● REQUIREMENT
Please update the entries starting at the line that contains "scoring-criteria: 一项不合格扣1分，最多扣3分 [516, 79, 687, 149]" and ending at the line that contains "281, 401, 354]" by changing "check-method" to "verification-method" wherever it occurs, with nothing else altered. Return only those entries.
[start of TASK INPUTS]
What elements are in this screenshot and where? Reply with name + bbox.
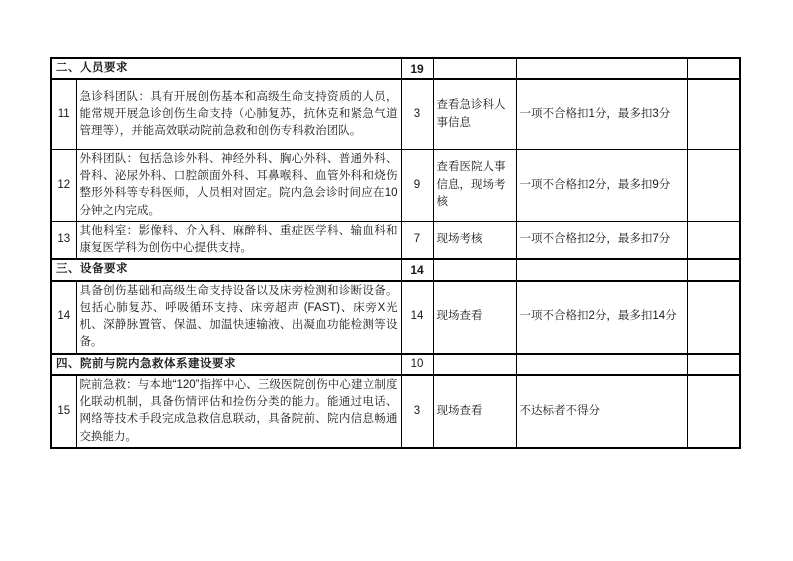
scoring-criteria: 一项不合格扣1分，最多扣3分 [516, 79, 687, 149]
empty-cell [433, 58, 516, 79]
score-value: 14 [401, 281, 433, 354]
table-row-13: 13 其他科室：影像科、介入科、麻醉科、重症医学科、输血科和康复医学科为创伤中心… [51, 221, 740, 259]
section-title: 二、人员要求 [51, 58, 401, 79]
score-value: 9 [401, 149, 433, 221]
scoring-criteria: 一项不合格扣2分，最多扣14分 [516, 281, 687, 354]
check-method: 查看医院人事信息，现场考核 [433, 149, 516, 221]
empty-cell [516, 354, 687, 375]
scoring-criteria: 不达标者不得分 [516, 375, 687, 448]
requirement-text: 院前急救：与本地“120”指挥中心、三级医院创伤中心建立制度化联动机制，具备伤情… [76, 375, 401, 448]
section-score: 10 [401, 354, 433, 375]
check-method: 现场查看 [433, 375, 516, 448]
document-page: 二、人员要求 19 11 急诊科团队：具有开展创伤基本和高级生命支持资质的人员，… [0, 0, 793, 561]
section-row-personnel: 二、人员要求 19 [51, 58, 740, 79]
score-value: 3 [401, 375, 433, 448]
table-row-11: 11 急诊科团队：具有开展创伤基本和高级生命支持资质的人员，能常规开展急诊创伤生… [51, 79, 740, 149]
empty-cell [433, 259, 516, 280]
check-method: 现场考核 [433, 221, 516, 259]
section-score: 14 [401, 259, 433, 280]
score-value: 3 [401, 79, 433, 149]
check-method: 查看急诊科人事信息 [433, 79, 516, 149]
row-number: 11 [51, 79, 76, 149]
section-score: 19 [401, 58, 433, 79]
empty-cell [687, 79, 740, 149]
empty-cell [433, 354, 516, 375]
table-row-14: 14 具备创伤基础和高级生命支持设备以及床旁检测和诊断设备。包括心肺复苏、呼吸循… [51, 281, 740, 354]
scoring-criteria: 一项不合格扣2分，最多扣9分 [516, 149, 687, 221]
score-value: 7 [401, 221, 433, 259]
table-row-12: 12 外科团队：包括急诊外科、神经外科、胸心外科、普通外科、骨科、泌尿外科、口腔… [51, 149, 740, 221]
table-row-15: 15 院前急救：与本地“120”指挥中心、三级医院创伤中心建立制度化联动机制，具… [51, 375, 740, 448]
requirement-text: 其他科室：影像科、介入科、麻醉科、重症医学科、输血科和康复医学科为创伤中心提供支… [76, 221, 401, 259]
section-row-equipment: 三、设备要求 14 [51, 259, 740, 280]
row-number: 12 [51, 149, 76, 221]
trauma-center-score-table: 二、人员要求 19 11 急诊科团队：具有开展创伤基本和高级生命支持资质的人员，… [50, 57, 741, 449]
check-method: 现场查看 [433, 281, 516, 354]
empty-cell [516, 259, 687, 280]
requirement-text: 具备创伤基础和高级生命支持设备以及床旁检测和诊断设备。包括心肺复苏、呼吸循环支持… [76, 281, 401, 354]
empty-cell [687, 221, 740, 259]
section-title: 三、设备要求 [51, 259, 401, 280]
row-number: 15 [51, 375, 76, 448]
empty-cell [687, 375, 740, 448]
empty-cell [516, 58, 687, 79]
requirement-text: 急诊科团队：具有开展创伤基本和高级生命支持资质的人员，能常规开展急诊创伤生命支持… [76, 79, 401, 149]
row-number: 13 [51, 221, 76, 259]
section-row-emergency-system: 四、院前与院内急救体系建设要求 10 [51, 354, 740, 375]
empty-cell [687, 281, 740, 354]
empty-cell [687, 149, 740, 221]
row-number: 14 [51, 281, 76, 354]
empty-cell [687, 259, 740, 280]
scoring-criteria: 一项不合格扣2分，最多扣7分 [516, 221, 687, 259]
requirement-text: 外科团队：包括急诊外科、神经外科、胸心外科、普通外科、骨科、泌尿外科、口腔颌面外… [76, 149, 401, 221]
empty-cell [687, 354, 740, 375]
empty-cell [687, 58, 740, 79]
section-title: 四、院前与院内急救体系建设要求 [51, 354, 401, 375]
[end of TASK INPUTS]
● ANSWER TO THIS TASK
scoring-criteria: 一项不合格扣1分，最多扣3分 [516, 79, 687, 149]
empty-cell [433, 58, 516, 79]
score-value: 14 [401, 281, 433, 354]
table-row-13: 13 其他科室：影像科、介入科、麻醉科、重症医学科、输血科和康复医学科为创伤中心… [51, 221, 740, 259]
section-title: 二、人员要求 [51, 58, 401, 79]
score-value: 9 [401, 149, 433, 221]
scoring-criteria: 一项不合格扣2分，最多扣14分 [516, 281, 687, 354]
verification-method: 查看医院人事信息，现场考核 [433, 149, 516, 221]
empty-cell [516, 354, 687, 375]
scoring-criteria: 不达标者不得分 [516, 375, 687, 448]
requirement-text: 院前急救：与本地“120”指挥中心、三级医院创伤中心建立制度化联动机制，具备伤情… [76, 375, 401, 448]
section-score: 10 [401, 354, 433, 375]
verification-method: 现场查看 [433, 375, 516, 448]
document-page: 二、人员要求 19 11 急诊科团队：具有开展创伤基本和高级生命支持资质的人员，… [0, 0, 793, 561]
section-row-personnel: 二、人员要求 19 [51, 58, 740, 79]
score-value: 3 [401, 375, 433, 448]
table-row-11: 11 急诊科团队：具有开展创伤基本和高级生命支持资质的人员，能常规开展急诊创伤生… [51, 79, 740, 149]
empty-cell [433, 259, 516, 280]
verification-method: 现场考核 [433, 221, 516, 259]
section-score: 14 [401, 259, 433, 280]
score-value: 3 [401, 79, 433, 149]
verification-method: 查看急诊科人事信息 [433, 79, 516, 149]
row-number: 11 [51, 79, 76, 149]
section-score: 19 [401, 58, 433, 79]
empty-cell [687, 79, 740, 149]
empty-cell [433, 354, 516, 375]
table-row-14: 14 具备创伤基础和高级生命支持设备以及床旁检测和诊断设备。包括心肺复苏、呼吸循… [51, 281, 740, 354]
scoring-criteria: 一项不合格扣2分，最多扣9分 [516, 149, 687, 221]
score-value: 7 [401, 221, 433, 259]
table-row-12: 12 外科团队：包括急诊外科、神经外科、胸心外科、普通外科、骨科、泌尿外科、口腔… [51, 149, 740, 221]
table-row-15: 15 院前急救：与本地“120”指挥中心、三级医院创伤中心建立制度化联动机制，具… [51, 375, 740, 448]
requirement-text: 其他科室：影像科、介入科、麻醉科、重症医学科、输血科和康复医学科为创伤中心提供支… [76, 221, 401, 259]
section-row-equipment: 三、设备要求 14 [51, 259, 740, 280]
row-number: 12 [51, 149, 76, 221]
trauma-center-score-table: 二、人员要求 19 11 急诊科团队：具有开展创伤基本和高级生命支持资质的人员，… [50, 57, 741, 449]
verification-method: 现场查看 [433, 281, 516, 354]
empty-cell [516, 259, 687, 280]
requirement-text: 具备创伤基础和高级生命支持设备以及床旁检测和诊断设备。包括心肺复苏、呼吸循环支持… [76, 281, 401, 354]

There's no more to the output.